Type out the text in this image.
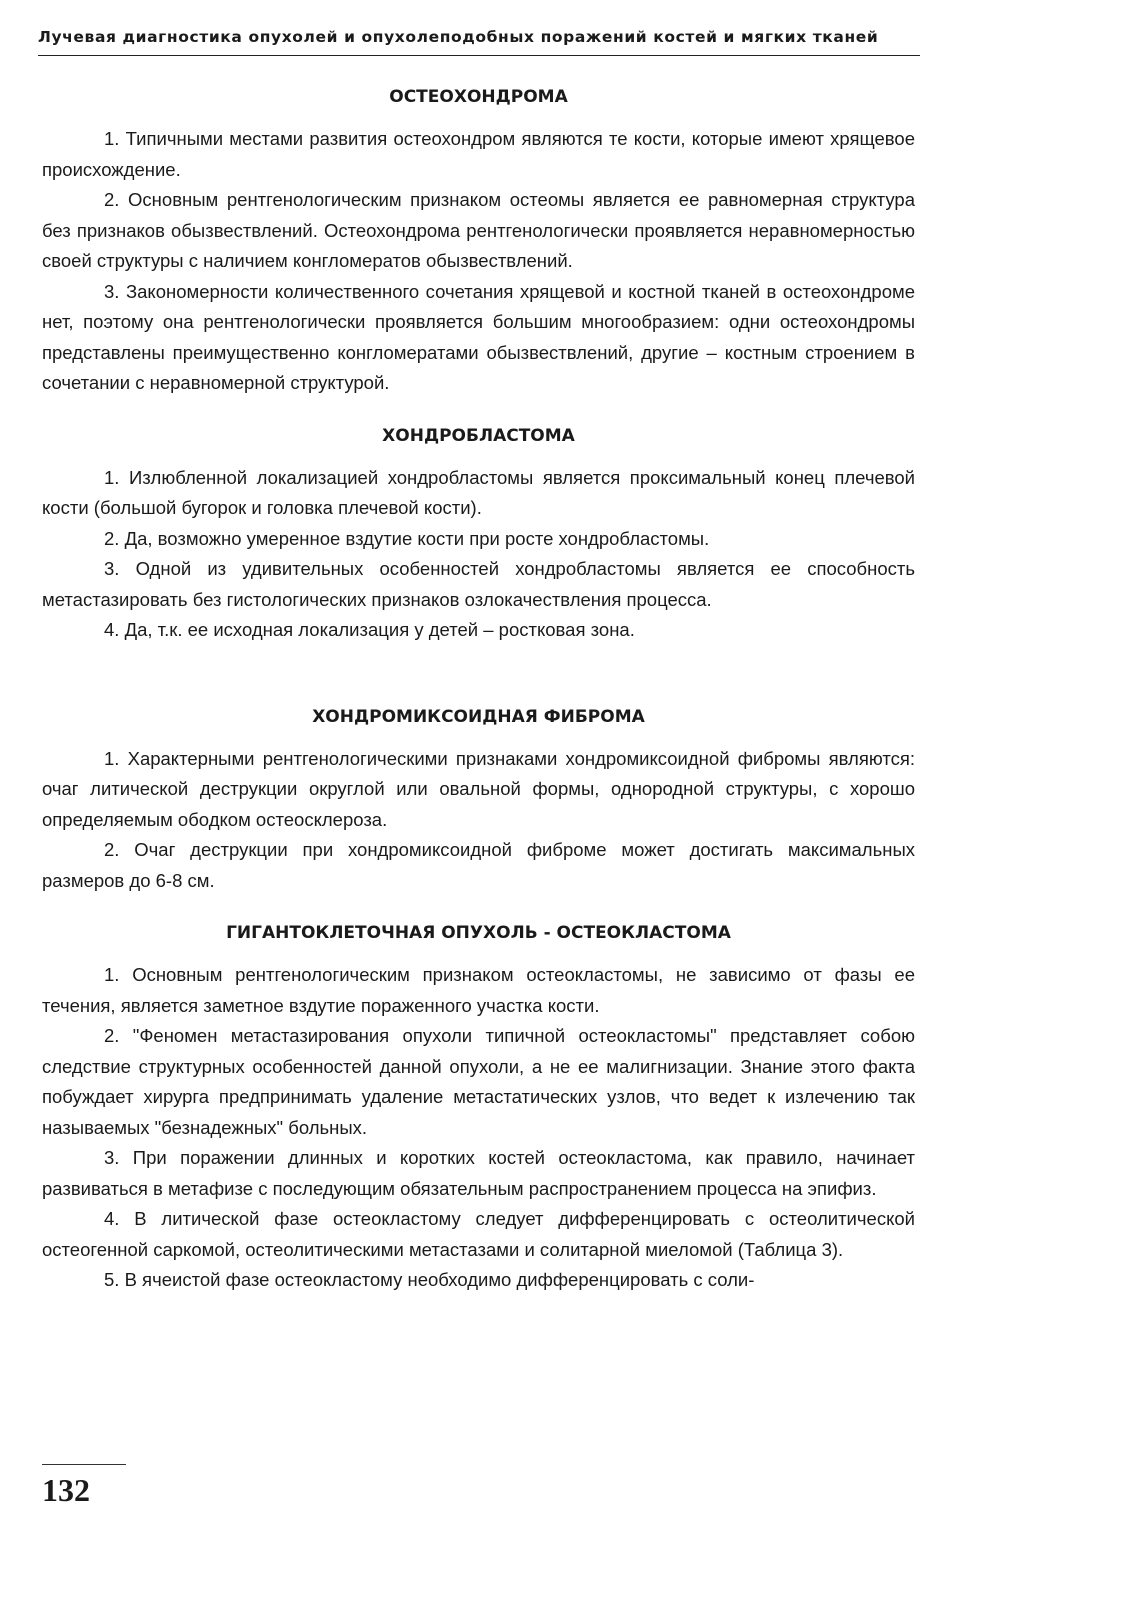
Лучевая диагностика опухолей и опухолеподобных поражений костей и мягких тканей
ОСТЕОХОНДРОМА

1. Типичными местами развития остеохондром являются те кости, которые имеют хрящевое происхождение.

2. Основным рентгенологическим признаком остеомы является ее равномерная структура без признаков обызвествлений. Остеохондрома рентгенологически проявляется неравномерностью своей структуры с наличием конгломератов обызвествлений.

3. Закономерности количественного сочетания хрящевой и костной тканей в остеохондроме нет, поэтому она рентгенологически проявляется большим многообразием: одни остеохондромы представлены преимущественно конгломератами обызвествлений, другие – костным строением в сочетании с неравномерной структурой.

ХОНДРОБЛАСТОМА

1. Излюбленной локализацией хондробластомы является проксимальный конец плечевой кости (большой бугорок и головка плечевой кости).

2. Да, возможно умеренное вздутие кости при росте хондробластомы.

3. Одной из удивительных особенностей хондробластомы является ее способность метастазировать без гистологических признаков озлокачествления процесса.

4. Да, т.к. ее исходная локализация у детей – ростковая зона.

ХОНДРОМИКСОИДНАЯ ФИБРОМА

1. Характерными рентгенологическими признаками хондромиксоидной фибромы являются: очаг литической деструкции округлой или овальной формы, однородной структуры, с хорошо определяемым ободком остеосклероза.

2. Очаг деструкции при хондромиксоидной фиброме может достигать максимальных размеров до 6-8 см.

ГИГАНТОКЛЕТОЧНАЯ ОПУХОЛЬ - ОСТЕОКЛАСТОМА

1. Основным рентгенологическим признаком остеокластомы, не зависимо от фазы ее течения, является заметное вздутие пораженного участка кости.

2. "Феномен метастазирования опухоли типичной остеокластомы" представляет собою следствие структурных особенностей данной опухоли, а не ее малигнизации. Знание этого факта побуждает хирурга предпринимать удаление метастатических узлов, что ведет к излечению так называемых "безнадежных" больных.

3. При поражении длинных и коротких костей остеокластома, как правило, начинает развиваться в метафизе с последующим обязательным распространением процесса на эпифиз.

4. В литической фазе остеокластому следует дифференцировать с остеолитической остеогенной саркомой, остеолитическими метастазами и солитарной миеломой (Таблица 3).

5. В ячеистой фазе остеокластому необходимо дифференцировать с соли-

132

☆ ☆ ☆ ☆

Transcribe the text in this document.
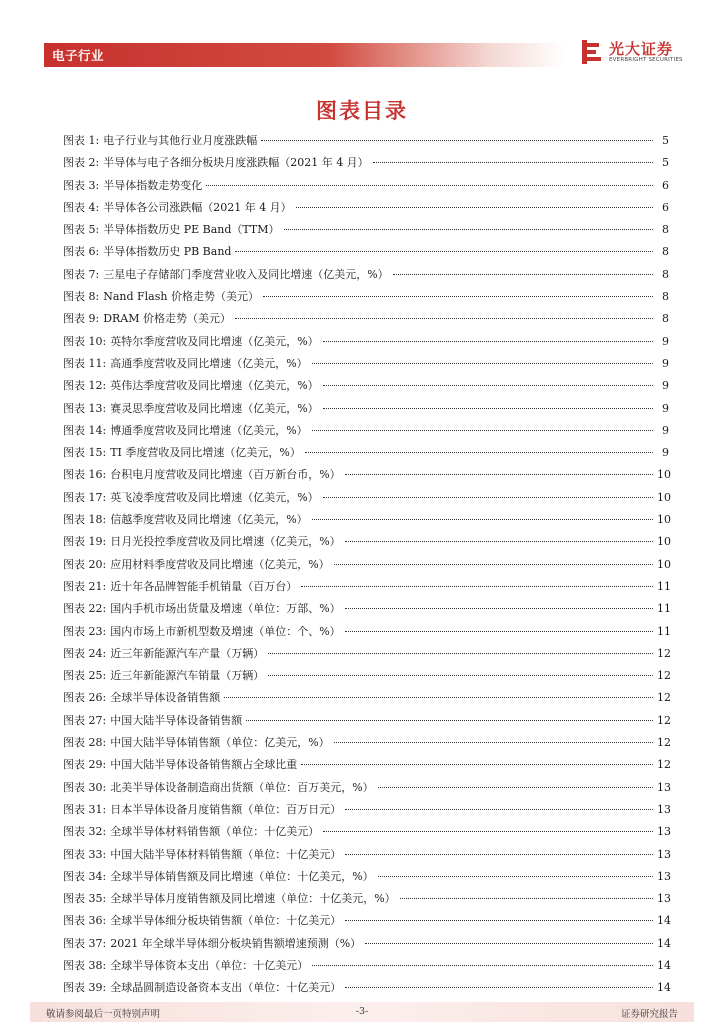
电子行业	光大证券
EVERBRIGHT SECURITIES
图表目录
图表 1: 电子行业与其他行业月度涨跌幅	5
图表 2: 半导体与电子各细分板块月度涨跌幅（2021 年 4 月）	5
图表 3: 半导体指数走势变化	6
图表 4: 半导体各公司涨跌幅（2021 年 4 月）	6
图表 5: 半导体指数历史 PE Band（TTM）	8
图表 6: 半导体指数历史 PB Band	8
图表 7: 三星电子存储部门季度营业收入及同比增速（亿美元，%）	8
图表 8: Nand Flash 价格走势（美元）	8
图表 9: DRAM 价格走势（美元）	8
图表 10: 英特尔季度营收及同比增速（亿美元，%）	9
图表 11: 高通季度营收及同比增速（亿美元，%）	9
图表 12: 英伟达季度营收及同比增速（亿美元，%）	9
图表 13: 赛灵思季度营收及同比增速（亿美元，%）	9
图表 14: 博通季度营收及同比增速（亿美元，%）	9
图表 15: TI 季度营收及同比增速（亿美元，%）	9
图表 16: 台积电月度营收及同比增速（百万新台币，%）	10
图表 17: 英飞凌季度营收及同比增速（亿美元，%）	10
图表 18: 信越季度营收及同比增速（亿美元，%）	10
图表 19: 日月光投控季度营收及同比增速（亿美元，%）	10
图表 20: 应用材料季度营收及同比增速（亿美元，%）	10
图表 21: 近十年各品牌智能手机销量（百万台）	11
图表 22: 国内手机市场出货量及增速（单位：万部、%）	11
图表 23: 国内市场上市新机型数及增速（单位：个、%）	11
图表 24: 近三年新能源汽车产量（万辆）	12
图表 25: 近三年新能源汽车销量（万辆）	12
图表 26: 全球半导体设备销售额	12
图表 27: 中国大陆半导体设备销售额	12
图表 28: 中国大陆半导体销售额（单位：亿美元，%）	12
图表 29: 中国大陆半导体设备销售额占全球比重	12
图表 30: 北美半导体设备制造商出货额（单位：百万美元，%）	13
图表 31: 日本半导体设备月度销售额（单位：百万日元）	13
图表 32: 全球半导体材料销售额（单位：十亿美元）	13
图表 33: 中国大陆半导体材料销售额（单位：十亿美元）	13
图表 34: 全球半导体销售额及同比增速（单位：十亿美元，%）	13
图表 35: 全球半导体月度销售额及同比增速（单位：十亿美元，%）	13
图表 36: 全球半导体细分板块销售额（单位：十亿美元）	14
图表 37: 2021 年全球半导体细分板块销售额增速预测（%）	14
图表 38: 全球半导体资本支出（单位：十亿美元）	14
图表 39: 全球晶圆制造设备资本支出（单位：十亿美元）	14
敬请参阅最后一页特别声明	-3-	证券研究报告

☆ ☆ ☆ ☆

#### Directions
Show the lines of the records that contain the word "фазе".

#### Result for this exercise
4. В литической фазе остеокластому следует дифференцировать с остеолитической остеогенной саркомой, остеолитическими метастазами и солитарной миеломой (Таблица 3).
5. В ячеистой фазе остеокластому необходимо дифференцировать с соли-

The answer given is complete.